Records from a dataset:
------------------------------------

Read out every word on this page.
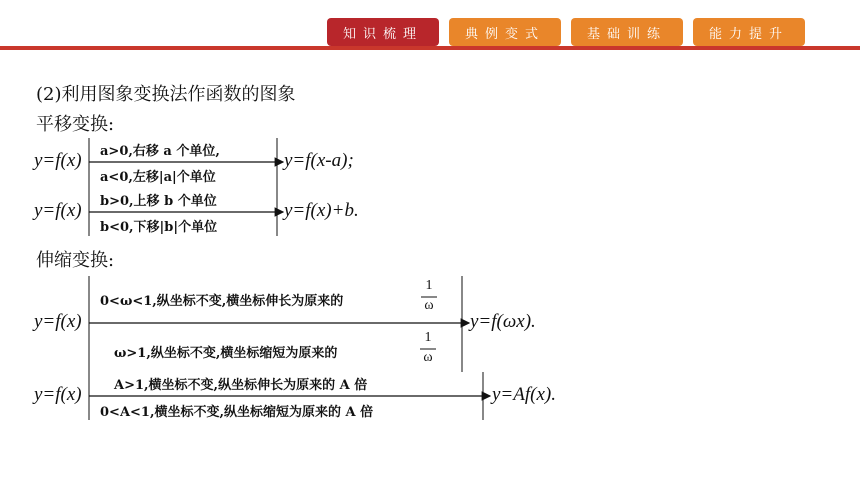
知识梳理	典例变式	基础训练	能力提升
(2)利用图象变换法作函数的图象
平移变换:
y=f(x) a>0,右移 a 个单位,
a<0,左移|a|个单位
y=f(x-a);
y=f(x) b>0,上移 b 个单位
b<0,下移|b|个单位
y=f(x)+b.
伸缩变换:
y=f(x)
0<ω<1,纵坐标不变,横坐标伸长为原来的
1
ω
ω>1,纵坐标不变,横坐标缩短为原来的
1
ω
y=f(ωx).
y=f(x) A>1,横坐标不变,纵坐标伸长为原来的 A 倍
0<A<1,横坐标不变,纵坐标缩短为原来的 A 倍
y=Af(x).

------------------------------------

## What to work on
Read the entries above, then pull out the lines that include "纵坐标不变".

## Right answer
0<ω<1,纵坐标不变,横坐标伸长为原来的
ω>1,纵坐标不变,横坐标缩短为原来的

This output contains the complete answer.